- Stated task
Look through the listing below and give the number of lines that hold "финансирование". Say nothing more.

- Provided records
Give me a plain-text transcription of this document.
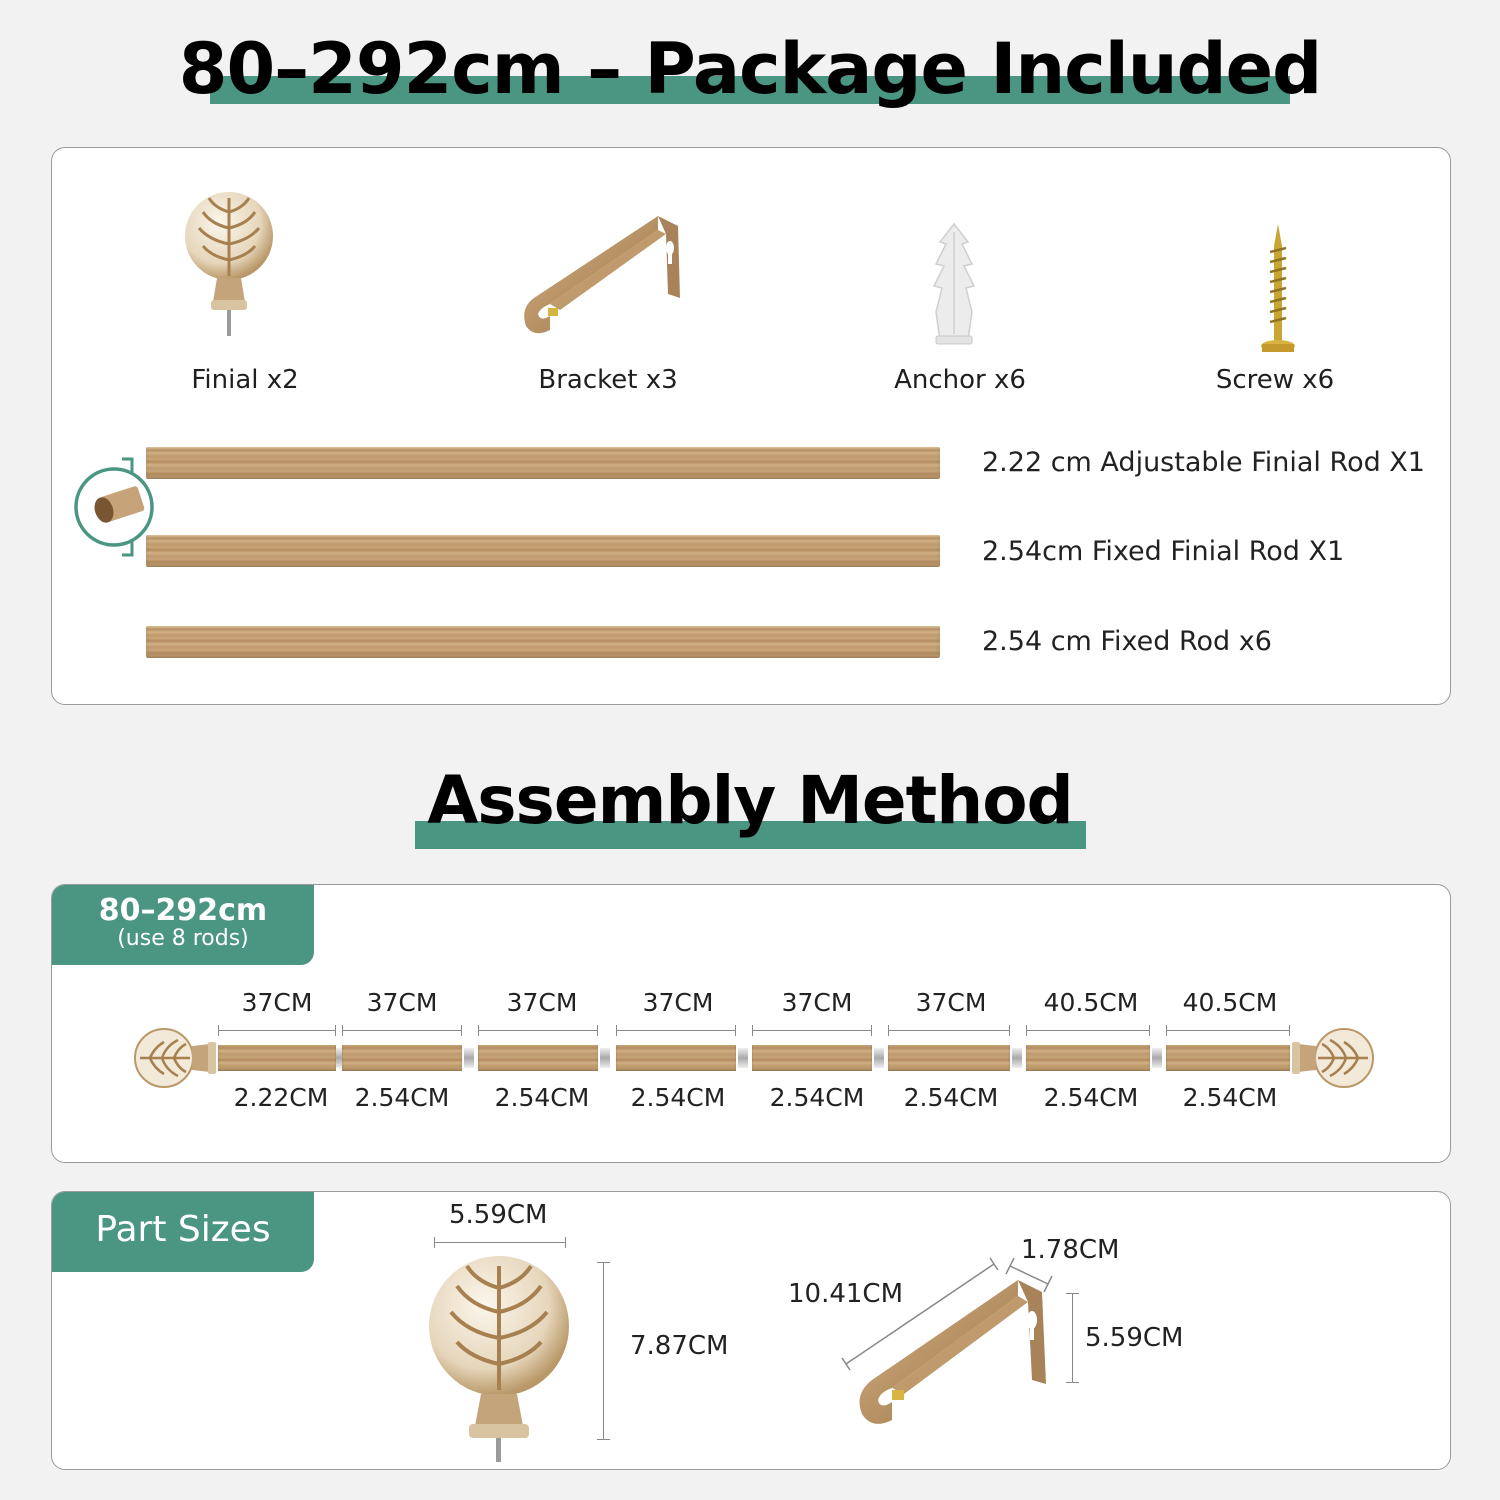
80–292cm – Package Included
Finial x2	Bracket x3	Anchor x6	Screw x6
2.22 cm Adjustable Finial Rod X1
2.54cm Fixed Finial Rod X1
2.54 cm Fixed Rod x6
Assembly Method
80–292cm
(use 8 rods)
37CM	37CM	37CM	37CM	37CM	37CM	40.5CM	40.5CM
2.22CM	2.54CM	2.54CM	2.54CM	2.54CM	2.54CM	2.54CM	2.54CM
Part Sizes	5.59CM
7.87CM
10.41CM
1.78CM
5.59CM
* * *
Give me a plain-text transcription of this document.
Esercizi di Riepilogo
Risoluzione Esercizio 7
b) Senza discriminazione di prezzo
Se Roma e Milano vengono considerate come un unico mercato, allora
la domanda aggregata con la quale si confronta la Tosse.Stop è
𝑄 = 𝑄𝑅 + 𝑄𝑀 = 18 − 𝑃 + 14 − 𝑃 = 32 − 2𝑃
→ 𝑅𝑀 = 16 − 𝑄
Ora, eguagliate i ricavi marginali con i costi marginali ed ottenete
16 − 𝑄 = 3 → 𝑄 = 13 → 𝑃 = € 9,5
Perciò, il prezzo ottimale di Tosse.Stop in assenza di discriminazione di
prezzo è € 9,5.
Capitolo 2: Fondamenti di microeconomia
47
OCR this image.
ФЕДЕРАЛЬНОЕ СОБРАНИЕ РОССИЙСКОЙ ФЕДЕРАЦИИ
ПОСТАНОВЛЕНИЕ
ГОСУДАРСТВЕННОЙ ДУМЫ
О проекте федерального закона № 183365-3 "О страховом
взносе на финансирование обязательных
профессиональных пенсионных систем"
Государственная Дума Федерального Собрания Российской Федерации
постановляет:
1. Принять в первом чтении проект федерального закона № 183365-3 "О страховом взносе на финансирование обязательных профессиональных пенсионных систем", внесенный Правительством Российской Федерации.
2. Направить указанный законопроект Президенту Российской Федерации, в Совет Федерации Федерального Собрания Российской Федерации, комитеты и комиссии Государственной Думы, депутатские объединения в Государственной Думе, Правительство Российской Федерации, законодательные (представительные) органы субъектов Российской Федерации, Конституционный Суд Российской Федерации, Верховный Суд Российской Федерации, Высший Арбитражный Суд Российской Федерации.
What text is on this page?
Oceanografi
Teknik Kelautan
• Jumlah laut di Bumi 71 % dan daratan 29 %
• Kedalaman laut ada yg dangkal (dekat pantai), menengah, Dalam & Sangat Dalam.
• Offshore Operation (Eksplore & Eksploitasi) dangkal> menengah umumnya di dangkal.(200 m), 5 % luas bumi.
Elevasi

- Finished task
2